[Extracted records]
>> Start

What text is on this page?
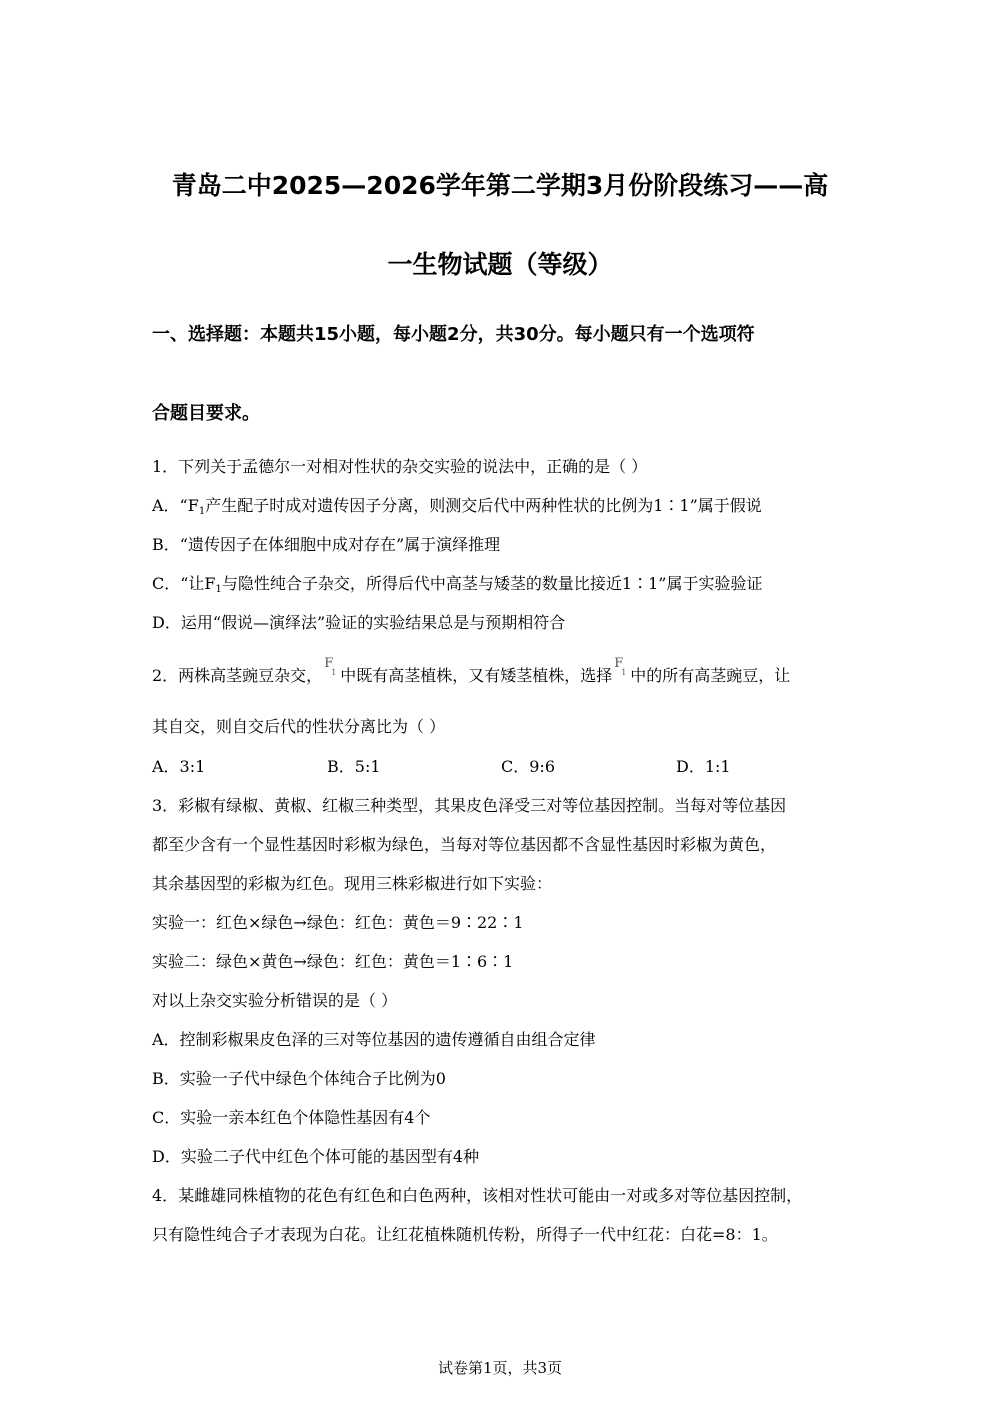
青岛二中2025—2026学年第二学期3月份阶段练习——高
一生物试题（等级）
一、选择题：本题共15小题，每小题2分，共30分。每小题只有一个选项符
合题目要求。
1．下列关于孟德尔一对相对性状的杂交实验的说法中，正确的是（ ）
A．“$F_1$产生配子时成对遗传因子分离，则测交后代中两种性状的比例为1∶1”属于假说
B．“遗传因子在体细胞中成对存在”属于演绎推理
C．“让$F_1$与隐性纯合子杂交，所得后代中高茎与矮茎的数量比接近1∶1”属于实验验证
D．运用“假说—演绎法”验证的实验结果总是与预期相符合
2．两株高茎豌豆杂交，
F
1 中既有高茎植株，又有矮茎植株，选择
F
1 中的所有高茎豌豆，让
其自交，则自交后代的性状分离比为（ ）
A．3:1	B．5:1	C．9:6	D．1:1
3．彩椒有绿椒、黄椒、红椒三种类型，其果皮色泽受三对等位基因控制。当每对等位基因
都至少含有一个显性基因时彩椒为绿色，当每对等位基因都不含显性基因时彩椒为黄色，
其余基因型的彩椒为红色。现用三株彩椒进行如下实验：
实验一：红色×绿色→绿色：红色：黄色＝9∶22∶1
实验二：绿色×黄色→绿色：红色：黄色＝1∶6∶1
对以上杂交实验分析错误的是（ ）
A．控制彩椒果皮色泽的三对等位基因的遗传遵循自由组合定律
B．实验一子代中绿色个体纯合子比例为0
C．实验一亲本红色个体隐性基因有4个
D．实验二子代中红色个体可能的基因型有4种
4．某雌雄同株植物的花色有红色和白色两种，该相对性状可能由一对或多对等位基因控制，
只有隐性纯合子才表现为白花。让红花植株随机传粉，所得子一代中红花：白花=8：1。
试卷第1页，共3页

>> End

Stated goal: Omit every image. Quote each record exactly.

In response:
What text is on this page?
青岛二中2025—2026学年第二学期3月份阶段练习——高
一生物试题（等级）
一、选择题：本题共15小题，每小题2分，共30分。每小题只有一个选项符
合题目要求。
1．下列关于孟德尔一对相对性状的杂交实验的说法中，正确的是（ ）
A．“$F_1$产生配子时成对遗传因子分离，则测交后代中两种性状的比例为1∶1”属于假说
B．“遗传因子在体细胞中成对存在”属于演绎推理
C．“让$F_1$与隐性纯合子杂交，所得后代中高茎与矮茎的数量比接近1∶1”属于实验验证
D．运用“假说—演绎法”验证的实验结果总是与预期相符合
2．两株高茎豌豆杂交，
F
1 中既有高茎植株，又有矮茎植株，选择
F
1 中的所有高茎豌豆，让
其自交，则自交后代的性状分离比为（ ）
A．3:1	B．5:1	C．9:6	D．1:1
3．彩椒有绿椒、黄椒、红椒三种类型，其果皮色泽受三对等位基因控制。当每对等位基因
都至少含有一个显性基因时彩椒为绿色，当每对等位基因都不含显性基因时彩椒为黄色，
其余基因型的彩椒为红色。现用三株彩椒进行如下实验：
实验一：红色×绿色→绿色：红色：黄色＝9∶22∶1
实验二：绿色×黄色→绿色：红色：黄色＝1∶6∶1
对以上杂交实验分析错误的是（ ）
A．控制彩椒果皮色泽的三对等位基因的遗传遵循自由组合定律
B．实验一子代中绿色个体纯合子比例为0
C．实验一亲本红色个体隐性基因有4个
D．实验二子代中红色个体可能的基因型有4种
4．某雌雄同株植物的花色有红色和白色两种，该相对性状可能由一对或多对等位基因控制，
只有隐性纯合子才表现为白花。让红花植株随机传粉，所得子一代中红花：白花=8：1。
试卷第1页，共3页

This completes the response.